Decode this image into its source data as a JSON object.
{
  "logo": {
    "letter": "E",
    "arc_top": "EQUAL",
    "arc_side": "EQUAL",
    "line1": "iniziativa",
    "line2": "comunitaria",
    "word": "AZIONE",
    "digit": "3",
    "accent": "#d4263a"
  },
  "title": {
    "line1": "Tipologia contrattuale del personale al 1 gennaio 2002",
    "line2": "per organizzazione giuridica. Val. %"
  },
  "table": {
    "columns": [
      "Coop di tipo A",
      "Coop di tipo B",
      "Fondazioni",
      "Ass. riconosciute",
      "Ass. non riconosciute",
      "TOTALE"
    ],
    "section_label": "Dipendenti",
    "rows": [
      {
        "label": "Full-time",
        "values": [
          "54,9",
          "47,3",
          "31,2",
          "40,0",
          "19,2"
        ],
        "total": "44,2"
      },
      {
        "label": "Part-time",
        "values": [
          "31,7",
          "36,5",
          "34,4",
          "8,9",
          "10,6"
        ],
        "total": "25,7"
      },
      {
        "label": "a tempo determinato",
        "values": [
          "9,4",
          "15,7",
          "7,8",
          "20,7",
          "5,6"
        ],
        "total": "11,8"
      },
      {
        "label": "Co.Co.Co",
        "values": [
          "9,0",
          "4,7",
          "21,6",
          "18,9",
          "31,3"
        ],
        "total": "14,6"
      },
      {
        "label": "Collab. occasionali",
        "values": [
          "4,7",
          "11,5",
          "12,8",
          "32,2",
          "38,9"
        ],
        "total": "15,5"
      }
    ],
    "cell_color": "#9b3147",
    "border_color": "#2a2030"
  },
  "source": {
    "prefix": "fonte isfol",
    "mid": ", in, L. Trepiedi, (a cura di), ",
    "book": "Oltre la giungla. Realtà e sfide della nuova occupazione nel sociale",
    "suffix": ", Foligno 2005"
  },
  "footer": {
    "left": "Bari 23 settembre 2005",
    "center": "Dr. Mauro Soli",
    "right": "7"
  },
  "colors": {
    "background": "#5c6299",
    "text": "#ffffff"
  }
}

##############################

▶ **STATED EXERCISE**
Print all of the entries exactly as they are written.

▶ **OUTPUT FOR THIS TASK**
Decode this image into its source data as a JSON object.
{
  "logo": {
    "letter": "E",
    "arc_top": "EQUAL",
    "arc_side": "EQUAL",
    "line1": "iniziativa",
    "line2": "comunitaria",
    "word": "AZIONE",
    "digit": "3",
    "accent": "#d4263a"
  },
  "title": {
    "line1": "Tipologia contrattuale del personale al 1 gennaio 2002",
    "line2": "per organizzazione giuridica. Val. %"
  },
  "table": {
    "columns": [
      "Coop di tipo A",
      "Coop di tipo B",
      "Fondazioni",
      "Ass. riconosciute",
      "Ass. non riconosciute",
      "TOTALE"
    ],
    "section_label": "Dipendenti",
    "rows": [
      {
        "label": "Full-time",
        "values": [
          "54,9",
          "47,3",
          "31,2",
          "40,0",
          "19,2"
        ],
        "total": "44,2"
      },
      {
        "label": "Part-time",
        "values": [
          "31,7",
          "36,5",
          "34,4",
          "8,9",
          "10,6"
        ],
        "total": "25,7"
      },
      {
        "label": "a tempo determinato",
        "values": [
          "9,4",
          "15,7",
          "7,8",
          "20,7",
          "5,6"
        ],
        "total": "11,8"
      },
      {
        "label": "Co.Co.Co",
        "values": [
          "9,0",
          "4,7",
          "21,6",
          "18,9",
          "31,3"
        ],
        "total": "14,6"
      },
      {
        "label": "Collab. occasionali",
        "values": [
          "4,7",
          "11,5",
          "12,8",
          "32,2",
          "38,9"
        ],
        "total": "15,5"
      }
    ],
    "cell_color": "#9b3147",
    "border_color": "#2a2030"
  },
  "source": {
    "prefix": "fonte isfol",
    "mid": ", in, L. Trepiedi, (a cura di), ",
    "book": "Oltre la giungla. Realtà e sfide della nuova occupazione nel sociale",
    "suffix": ", Foligno 2005"
  },
  "footer": {
    "left": "Bari 23 settembre 2005",
    "center": "Dr. Mauro Soli",
    "right": "7"
  },
  "colors": {
    "background": "#5c6299",
    "text": "#ffffff"
  }
}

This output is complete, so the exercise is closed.